Please print, word for word, the records from their first line through the line containing "The opening 13 is at (277, 617).", including both of those lines.

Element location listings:

** START **

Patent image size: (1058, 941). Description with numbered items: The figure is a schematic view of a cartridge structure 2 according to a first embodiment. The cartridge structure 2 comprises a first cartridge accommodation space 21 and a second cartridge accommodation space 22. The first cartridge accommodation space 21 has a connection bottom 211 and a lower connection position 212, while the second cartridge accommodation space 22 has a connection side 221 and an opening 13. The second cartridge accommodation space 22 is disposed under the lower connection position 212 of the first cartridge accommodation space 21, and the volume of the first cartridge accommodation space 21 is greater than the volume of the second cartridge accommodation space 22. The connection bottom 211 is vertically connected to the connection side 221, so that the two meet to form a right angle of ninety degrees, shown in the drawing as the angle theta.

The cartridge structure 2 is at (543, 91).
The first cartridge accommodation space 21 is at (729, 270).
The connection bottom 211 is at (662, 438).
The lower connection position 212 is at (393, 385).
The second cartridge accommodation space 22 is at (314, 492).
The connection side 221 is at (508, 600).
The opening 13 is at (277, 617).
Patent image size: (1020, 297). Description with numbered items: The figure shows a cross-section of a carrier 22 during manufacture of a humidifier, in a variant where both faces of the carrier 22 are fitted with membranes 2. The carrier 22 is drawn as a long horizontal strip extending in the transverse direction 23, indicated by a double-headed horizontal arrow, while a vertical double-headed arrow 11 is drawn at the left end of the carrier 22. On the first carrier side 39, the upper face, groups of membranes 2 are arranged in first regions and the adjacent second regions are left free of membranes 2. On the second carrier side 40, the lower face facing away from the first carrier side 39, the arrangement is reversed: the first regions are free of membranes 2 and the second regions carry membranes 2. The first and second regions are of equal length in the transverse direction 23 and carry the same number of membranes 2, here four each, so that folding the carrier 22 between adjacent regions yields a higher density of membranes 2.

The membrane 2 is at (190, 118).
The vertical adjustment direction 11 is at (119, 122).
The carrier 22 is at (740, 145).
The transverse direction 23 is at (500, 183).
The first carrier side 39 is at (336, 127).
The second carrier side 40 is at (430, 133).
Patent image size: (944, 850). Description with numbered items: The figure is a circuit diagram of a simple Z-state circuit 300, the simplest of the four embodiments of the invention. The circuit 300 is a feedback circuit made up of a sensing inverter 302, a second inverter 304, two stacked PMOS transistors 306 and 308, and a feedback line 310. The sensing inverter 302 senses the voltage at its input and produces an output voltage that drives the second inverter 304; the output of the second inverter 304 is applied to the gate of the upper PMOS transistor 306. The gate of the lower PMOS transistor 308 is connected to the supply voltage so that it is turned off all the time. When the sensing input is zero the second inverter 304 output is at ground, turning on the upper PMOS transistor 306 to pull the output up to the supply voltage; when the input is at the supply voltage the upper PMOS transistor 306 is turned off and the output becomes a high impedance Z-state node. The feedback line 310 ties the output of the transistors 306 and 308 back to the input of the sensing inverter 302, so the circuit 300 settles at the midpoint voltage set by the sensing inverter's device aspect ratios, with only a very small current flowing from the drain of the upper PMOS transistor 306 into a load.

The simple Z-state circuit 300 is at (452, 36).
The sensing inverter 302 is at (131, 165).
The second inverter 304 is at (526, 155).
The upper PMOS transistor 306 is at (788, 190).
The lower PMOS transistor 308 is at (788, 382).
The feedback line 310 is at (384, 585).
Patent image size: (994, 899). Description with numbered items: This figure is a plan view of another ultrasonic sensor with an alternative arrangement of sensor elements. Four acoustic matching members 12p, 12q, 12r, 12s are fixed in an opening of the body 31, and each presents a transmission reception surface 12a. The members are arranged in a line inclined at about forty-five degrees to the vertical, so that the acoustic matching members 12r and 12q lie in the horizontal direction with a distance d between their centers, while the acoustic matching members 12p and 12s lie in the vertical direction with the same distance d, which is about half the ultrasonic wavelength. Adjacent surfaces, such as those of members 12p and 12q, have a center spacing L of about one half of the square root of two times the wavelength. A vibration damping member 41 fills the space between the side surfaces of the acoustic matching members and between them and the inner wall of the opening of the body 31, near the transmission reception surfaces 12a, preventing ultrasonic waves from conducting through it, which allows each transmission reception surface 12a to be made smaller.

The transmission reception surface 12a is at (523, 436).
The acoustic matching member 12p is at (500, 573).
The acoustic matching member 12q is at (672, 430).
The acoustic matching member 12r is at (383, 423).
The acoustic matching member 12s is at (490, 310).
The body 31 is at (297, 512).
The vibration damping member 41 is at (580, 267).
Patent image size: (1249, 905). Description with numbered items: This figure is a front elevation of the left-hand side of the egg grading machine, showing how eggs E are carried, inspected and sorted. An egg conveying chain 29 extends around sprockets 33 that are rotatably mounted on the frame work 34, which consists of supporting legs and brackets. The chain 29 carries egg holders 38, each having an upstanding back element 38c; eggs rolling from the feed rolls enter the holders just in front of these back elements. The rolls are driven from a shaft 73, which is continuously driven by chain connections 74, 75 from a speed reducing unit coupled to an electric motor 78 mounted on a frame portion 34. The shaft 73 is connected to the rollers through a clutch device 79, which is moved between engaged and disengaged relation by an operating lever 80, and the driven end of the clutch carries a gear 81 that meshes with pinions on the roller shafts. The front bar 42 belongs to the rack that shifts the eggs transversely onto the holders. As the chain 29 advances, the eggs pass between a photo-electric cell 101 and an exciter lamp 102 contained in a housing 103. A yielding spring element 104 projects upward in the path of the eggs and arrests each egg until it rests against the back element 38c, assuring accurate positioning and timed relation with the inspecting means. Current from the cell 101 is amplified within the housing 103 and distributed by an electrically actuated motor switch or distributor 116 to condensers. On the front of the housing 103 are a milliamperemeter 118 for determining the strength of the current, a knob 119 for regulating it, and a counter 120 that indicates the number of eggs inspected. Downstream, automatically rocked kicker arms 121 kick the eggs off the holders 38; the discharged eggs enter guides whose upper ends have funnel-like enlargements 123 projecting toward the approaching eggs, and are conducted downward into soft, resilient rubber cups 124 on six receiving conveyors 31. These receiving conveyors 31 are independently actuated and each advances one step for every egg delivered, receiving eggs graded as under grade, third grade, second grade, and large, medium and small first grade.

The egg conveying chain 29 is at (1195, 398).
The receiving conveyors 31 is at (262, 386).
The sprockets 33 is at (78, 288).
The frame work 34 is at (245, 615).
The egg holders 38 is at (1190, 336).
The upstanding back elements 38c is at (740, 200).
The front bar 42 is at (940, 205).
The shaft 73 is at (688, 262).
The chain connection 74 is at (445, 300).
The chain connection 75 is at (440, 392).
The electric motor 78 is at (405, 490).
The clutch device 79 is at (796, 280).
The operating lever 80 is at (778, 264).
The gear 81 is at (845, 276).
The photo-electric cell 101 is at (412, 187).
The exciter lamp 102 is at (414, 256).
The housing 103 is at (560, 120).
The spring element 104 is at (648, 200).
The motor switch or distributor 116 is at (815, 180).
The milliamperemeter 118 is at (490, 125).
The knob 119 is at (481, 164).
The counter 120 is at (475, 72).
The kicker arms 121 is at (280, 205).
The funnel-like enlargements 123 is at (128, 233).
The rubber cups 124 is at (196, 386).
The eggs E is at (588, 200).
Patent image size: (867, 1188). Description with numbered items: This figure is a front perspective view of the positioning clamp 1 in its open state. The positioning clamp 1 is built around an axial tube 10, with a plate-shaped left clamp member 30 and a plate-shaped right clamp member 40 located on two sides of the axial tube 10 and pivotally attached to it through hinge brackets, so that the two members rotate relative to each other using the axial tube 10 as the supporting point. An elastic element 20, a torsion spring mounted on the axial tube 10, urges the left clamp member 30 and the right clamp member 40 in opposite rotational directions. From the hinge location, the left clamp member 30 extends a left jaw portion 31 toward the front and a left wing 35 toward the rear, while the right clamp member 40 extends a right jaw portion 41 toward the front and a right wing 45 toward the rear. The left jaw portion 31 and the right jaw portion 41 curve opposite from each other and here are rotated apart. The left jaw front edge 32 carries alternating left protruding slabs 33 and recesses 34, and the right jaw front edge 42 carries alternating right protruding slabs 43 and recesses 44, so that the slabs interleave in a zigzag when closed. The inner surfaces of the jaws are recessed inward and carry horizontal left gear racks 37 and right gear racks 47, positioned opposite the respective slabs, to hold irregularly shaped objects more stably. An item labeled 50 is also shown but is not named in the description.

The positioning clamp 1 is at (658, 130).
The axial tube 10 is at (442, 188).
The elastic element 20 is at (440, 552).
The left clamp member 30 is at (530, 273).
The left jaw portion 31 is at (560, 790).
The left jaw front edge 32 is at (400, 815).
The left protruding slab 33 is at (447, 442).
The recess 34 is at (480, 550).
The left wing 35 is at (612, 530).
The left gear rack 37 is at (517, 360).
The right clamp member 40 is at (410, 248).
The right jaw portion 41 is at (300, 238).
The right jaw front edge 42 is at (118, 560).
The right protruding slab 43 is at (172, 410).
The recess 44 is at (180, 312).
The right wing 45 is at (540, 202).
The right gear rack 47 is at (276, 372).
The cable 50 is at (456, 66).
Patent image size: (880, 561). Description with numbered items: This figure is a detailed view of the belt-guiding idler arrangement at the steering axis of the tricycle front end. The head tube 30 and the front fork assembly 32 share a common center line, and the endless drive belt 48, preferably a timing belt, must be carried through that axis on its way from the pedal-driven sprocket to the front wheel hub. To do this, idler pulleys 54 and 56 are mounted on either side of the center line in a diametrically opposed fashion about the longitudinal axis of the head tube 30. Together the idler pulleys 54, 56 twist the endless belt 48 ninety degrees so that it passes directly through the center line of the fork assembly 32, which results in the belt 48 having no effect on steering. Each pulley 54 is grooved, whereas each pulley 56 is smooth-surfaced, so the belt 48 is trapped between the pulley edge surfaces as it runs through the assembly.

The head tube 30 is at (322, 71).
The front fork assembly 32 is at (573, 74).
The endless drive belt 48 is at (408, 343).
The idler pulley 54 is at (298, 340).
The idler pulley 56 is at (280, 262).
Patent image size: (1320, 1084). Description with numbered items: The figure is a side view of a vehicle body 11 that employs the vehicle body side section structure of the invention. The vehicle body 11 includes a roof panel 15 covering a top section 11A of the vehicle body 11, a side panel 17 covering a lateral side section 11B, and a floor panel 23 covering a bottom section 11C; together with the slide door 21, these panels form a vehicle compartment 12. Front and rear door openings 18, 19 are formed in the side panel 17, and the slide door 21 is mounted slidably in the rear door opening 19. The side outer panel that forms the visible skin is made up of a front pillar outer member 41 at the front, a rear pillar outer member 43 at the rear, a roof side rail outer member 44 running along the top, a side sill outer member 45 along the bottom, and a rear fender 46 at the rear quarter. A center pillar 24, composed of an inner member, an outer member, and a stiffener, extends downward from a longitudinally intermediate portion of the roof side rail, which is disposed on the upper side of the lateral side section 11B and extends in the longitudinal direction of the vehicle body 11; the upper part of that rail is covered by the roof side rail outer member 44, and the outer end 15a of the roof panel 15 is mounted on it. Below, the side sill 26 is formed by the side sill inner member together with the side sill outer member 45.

** END **

§ Result of this task
Patent image size: (1058, 941). Description with numbered items: The figure is a schematic view of a cartridge structure 2 according to a first embodiment. The cartridge structure 2 comprises a first cartridge accommodation space 21 and a second cartridge accommodation space 22. The first cartridge accommodation space 21 has a connection bottom 211 and a lower connection position 212, while the second cartridge accommodation space 22 has a connection side 221 and an opening 13. The second cartridge accommodation space 22 is disposed under the lower connection position 212 of the first cartridge accommodation space 21, and the volume of the first cartridge accommodation space 21 is greater than the volume of the second cartridge accommodation space 22. The connection bottom 211 is vertically connected to the connection side 221, so that the two meet to form a right angle of ninety degrees, shown in the drawing as the angle theta.

The cartridge structure 2 is at (543, 91).
The first cartridge accommodation space 21 is at (729, 270).
The connection bottom 211 is at (662, 438).
The lower connection position 212 is at (393, 385).
The second cartridge accommodation space 22 is at (314, 492).
The connection side 221 is at (508, 600).
The opening 13 is at (277, 617).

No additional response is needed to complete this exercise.